2010 Jefferson County, Missouri Executive election
| Nominee | Ken Waller | Randy Holman | Dan McCarthy |
| Party | Republican | Democratic | Libertarian |
| Popular vote | 31,378 | 29,877 | 3,680 |
| Percentage | 48.32% | 46.01% | 5.67% |
| County Executive before election Position established | Elected County Executive Ken Waller Republican |

= 2010 Jefferson County, Missouri Executive election =

The 2010 Jefferson County, Missouri Executive election took place on November 2, 2010. The 2010 election was the first election for the position after voters approved the County Charter in the 2008 election, which temporarily converted the County Commission into a Board of Executives until the County Executive and a full, seven-member County Council could be elected.

[Dataset items]
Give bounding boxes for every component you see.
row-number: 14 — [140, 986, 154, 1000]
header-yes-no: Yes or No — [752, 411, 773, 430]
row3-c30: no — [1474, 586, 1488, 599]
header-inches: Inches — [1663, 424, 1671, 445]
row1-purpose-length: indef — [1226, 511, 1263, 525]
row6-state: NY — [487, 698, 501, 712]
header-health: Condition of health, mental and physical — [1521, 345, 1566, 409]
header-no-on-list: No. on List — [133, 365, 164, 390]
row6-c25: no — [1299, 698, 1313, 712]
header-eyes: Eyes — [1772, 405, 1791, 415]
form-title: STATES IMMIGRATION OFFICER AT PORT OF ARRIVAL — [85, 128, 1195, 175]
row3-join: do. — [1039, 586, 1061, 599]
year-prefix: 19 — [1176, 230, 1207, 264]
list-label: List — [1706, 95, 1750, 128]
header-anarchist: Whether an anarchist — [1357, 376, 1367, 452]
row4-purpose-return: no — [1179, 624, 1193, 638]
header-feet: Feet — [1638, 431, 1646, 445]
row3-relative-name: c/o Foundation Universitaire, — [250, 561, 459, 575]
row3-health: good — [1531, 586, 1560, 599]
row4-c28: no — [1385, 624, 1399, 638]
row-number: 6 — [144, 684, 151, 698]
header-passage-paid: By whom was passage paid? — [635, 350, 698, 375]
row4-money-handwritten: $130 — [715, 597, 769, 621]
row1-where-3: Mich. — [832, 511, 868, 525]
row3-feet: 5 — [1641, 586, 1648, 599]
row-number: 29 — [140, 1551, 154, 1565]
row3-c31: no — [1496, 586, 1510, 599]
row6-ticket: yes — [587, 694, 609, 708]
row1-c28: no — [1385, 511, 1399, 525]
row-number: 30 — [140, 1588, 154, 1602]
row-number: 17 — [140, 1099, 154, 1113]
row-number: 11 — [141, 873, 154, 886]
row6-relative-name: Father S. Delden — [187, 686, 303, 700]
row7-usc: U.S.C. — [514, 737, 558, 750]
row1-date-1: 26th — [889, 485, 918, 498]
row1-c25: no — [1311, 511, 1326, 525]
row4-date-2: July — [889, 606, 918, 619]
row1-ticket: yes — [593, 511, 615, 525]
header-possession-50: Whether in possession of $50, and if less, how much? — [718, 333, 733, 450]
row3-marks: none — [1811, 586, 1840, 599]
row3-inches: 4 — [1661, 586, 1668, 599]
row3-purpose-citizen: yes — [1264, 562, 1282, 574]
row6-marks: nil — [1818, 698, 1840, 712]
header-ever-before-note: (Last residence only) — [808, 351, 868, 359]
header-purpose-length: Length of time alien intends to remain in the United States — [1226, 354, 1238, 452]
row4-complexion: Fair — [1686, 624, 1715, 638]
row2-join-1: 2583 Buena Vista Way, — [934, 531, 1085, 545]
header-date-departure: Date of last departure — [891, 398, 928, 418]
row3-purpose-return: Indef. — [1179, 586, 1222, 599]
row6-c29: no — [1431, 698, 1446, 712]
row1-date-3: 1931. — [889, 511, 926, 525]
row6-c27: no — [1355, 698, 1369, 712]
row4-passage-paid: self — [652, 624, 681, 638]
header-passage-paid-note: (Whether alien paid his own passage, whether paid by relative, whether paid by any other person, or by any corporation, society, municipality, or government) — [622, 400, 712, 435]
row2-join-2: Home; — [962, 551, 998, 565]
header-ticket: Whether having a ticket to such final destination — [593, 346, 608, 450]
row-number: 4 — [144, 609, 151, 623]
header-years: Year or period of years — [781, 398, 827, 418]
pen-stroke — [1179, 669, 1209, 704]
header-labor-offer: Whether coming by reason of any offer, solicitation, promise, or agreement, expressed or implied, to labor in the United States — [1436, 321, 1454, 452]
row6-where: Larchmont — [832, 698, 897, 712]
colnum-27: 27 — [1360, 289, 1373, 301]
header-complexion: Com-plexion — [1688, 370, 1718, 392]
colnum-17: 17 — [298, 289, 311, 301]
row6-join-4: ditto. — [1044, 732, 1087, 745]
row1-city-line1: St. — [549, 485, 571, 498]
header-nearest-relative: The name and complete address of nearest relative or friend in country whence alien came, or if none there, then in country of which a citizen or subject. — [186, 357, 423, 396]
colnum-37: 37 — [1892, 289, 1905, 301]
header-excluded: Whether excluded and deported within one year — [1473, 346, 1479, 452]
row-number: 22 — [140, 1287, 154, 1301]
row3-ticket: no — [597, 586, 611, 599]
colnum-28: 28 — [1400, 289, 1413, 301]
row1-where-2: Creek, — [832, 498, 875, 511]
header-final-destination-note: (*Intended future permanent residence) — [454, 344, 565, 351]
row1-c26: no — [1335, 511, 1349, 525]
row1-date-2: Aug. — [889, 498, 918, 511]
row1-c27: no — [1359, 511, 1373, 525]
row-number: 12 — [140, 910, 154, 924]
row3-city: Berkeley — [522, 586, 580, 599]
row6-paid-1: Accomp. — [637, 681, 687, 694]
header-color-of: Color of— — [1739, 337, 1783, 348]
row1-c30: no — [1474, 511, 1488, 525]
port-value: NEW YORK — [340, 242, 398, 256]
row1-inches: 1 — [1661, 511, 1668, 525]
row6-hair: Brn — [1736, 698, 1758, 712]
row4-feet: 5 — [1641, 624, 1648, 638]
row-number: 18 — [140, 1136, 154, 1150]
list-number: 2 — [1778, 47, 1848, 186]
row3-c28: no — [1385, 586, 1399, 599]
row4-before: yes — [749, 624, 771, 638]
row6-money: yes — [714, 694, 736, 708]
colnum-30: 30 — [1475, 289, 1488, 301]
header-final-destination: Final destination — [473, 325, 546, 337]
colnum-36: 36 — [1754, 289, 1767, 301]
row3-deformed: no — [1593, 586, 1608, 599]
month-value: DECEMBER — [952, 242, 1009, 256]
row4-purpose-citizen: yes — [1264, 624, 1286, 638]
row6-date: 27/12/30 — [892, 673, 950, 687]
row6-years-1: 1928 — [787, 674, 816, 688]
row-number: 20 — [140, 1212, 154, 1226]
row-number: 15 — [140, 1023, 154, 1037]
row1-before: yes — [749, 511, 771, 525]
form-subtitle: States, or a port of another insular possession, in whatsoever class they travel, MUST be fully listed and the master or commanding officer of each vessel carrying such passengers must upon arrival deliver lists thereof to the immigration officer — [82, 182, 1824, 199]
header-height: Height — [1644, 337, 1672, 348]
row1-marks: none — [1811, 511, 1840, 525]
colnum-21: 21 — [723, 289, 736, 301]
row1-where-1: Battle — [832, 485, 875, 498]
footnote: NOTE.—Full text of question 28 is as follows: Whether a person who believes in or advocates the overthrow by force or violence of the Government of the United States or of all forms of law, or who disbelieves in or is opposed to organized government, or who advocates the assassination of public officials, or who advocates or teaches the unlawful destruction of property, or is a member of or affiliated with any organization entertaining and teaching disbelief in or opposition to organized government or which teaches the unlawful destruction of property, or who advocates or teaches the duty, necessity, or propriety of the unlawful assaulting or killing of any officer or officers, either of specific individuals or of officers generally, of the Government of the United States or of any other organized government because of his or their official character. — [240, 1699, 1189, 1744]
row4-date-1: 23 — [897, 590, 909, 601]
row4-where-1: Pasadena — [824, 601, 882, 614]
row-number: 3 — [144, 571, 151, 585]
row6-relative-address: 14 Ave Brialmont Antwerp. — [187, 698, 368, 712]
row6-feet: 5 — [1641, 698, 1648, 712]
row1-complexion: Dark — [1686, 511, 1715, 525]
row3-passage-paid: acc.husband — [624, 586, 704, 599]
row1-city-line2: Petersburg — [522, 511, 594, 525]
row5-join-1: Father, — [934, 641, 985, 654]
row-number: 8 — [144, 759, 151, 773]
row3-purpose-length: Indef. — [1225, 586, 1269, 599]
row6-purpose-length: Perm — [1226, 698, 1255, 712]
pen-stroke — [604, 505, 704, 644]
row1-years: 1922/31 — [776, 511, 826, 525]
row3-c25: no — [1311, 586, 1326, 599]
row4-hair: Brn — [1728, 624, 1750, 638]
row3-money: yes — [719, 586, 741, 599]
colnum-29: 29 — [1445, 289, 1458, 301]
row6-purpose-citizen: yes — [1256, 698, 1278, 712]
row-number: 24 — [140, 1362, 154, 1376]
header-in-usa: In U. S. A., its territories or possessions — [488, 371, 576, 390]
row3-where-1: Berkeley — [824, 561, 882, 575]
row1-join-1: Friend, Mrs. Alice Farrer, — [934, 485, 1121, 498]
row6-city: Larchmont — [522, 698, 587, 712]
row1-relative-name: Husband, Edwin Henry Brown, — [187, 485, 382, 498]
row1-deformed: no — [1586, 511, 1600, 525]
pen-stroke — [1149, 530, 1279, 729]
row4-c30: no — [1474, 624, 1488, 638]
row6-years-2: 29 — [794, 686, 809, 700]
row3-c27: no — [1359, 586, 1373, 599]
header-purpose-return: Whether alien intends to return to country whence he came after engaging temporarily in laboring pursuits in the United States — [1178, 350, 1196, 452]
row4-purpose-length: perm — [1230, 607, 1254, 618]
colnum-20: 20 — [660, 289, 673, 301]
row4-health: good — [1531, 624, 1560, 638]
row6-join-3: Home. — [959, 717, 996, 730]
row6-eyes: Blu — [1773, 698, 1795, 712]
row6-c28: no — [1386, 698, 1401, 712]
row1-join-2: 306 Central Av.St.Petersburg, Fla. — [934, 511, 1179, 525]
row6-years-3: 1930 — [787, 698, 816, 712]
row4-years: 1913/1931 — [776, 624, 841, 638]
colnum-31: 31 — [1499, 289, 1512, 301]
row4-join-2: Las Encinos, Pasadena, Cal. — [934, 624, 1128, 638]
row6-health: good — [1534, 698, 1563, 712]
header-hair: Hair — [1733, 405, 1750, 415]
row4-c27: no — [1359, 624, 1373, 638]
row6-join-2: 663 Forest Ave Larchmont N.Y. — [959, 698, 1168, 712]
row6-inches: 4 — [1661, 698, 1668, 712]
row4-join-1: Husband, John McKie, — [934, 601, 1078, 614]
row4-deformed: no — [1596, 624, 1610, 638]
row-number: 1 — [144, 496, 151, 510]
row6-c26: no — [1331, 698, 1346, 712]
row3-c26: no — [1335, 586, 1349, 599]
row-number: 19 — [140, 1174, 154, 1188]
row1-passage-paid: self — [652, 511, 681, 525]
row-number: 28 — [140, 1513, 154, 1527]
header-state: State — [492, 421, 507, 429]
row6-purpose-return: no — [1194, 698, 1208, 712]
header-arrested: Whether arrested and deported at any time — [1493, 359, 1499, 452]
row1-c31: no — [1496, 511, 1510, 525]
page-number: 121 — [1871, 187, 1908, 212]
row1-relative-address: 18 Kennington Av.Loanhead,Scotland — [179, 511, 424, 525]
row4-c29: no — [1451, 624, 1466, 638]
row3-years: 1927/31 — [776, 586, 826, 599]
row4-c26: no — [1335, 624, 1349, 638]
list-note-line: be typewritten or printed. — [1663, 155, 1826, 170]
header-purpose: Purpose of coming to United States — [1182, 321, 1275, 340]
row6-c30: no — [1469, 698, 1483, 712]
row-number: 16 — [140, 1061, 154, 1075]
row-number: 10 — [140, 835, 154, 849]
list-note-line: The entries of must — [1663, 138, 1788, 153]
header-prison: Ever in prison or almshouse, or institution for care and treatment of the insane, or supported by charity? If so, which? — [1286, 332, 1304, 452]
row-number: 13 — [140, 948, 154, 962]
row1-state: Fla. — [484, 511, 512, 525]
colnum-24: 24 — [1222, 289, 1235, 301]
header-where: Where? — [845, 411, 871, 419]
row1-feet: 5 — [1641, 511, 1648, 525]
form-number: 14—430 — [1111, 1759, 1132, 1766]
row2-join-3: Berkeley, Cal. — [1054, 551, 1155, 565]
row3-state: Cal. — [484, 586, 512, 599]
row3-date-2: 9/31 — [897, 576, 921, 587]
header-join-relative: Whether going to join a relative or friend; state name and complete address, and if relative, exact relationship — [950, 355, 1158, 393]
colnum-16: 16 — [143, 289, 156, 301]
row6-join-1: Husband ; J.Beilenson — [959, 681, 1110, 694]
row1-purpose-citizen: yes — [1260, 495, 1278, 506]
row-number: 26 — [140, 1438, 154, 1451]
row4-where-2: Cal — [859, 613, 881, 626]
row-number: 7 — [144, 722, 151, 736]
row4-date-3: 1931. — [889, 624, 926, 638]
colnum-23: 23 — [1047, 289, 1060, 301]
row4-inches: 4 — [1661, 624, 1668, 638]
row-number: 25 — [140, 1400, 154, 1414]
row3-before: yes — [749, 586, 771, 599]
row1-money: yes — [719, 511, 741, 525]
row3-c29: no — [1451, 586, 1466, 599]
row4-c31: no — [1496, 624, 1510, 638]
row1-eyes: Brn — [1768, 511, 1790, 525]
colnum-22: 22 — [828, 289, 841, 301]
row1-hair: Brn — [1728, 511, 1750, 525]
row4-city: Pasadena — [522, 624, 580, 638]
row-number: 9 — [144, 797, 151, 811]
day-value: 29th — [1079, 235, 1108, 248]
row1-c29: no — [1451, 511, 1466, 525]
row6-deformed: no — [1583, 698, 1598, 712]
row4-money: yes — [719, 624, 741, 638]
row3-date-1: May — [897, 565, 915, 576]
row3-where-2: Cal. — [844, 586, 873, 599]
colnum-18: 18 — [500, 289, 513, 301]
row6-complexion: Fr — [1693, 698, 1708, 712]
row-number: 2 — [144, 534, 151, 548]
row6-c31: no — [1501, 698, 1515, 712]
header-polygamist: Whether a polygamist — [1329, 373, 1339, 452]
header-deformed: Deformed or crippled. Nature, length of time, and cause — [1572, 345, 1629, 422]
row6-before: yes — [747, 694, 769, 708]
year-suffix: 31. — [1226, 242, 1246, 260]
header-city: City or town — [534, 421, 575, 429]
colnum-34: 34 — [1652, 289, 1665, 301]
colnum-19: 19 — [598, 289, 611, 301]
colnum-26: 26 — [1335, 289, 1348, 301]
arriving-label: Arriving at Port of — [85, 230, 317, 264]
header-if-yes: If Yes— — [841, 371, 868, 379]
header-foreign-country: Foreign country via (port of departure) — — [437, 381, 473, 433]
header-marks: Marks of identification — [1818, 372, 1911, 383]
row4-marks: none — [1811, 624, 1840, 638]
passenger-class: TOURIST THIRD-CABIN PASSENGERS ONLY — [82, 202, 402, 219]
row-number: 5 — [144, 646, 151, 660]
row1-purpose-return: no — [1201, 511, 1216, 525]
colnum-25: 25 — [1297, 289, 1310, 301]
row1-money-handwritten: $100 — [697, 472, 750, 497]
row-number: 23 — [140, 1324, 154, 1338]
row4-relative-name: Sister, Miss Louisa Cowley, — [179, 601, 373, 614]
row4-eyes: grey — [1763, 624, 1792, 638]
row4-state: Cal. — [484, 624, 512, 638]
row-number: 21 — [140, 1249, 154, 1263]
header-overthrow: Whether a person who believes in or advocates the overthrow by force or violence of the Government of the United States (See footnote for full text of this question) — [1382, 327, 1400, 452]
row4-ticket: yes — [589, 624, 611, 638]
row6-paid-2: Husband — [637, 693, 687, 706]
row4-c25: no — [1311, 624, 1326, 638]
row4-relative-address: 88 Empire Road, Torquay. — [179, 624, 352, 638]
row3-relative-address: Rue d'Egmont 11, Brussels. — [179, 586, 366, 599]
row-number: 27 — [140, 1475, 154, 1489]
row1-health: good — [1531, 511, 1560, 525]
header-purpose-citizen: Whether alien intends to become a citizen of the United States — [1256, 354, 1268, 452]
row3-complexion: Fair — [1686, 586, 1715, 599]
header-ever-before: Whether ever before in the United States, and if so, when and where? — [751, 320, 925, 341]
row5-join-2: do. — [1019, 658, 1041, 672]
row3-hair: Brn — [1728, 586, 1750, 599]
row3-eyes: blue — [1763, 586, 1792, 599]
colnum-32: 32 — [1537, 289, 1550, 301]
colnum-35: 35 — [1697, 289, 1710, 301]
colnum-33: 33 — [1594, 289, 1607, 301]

> WHAT TO WORK ON
In the piece on the 2010 Jefferson County election, edit the part that starts with the words containing "The 2010 Jefferson" and ends with "could be elected.". Write it out again with "Board of Executives" changed to "Board of Commissioners". The material isn't needed for this.

> TASK SOLUTION
The 2010 Jefferson County, Missouri Executive election took place on November 2, 2010. The 2010 election was the first election for the position after voters approved the County Charter in the 2008 election, which temporarily converted the County Commission into a Board of Commissioners until the County Executive and a full, seven-member County Council could be elected.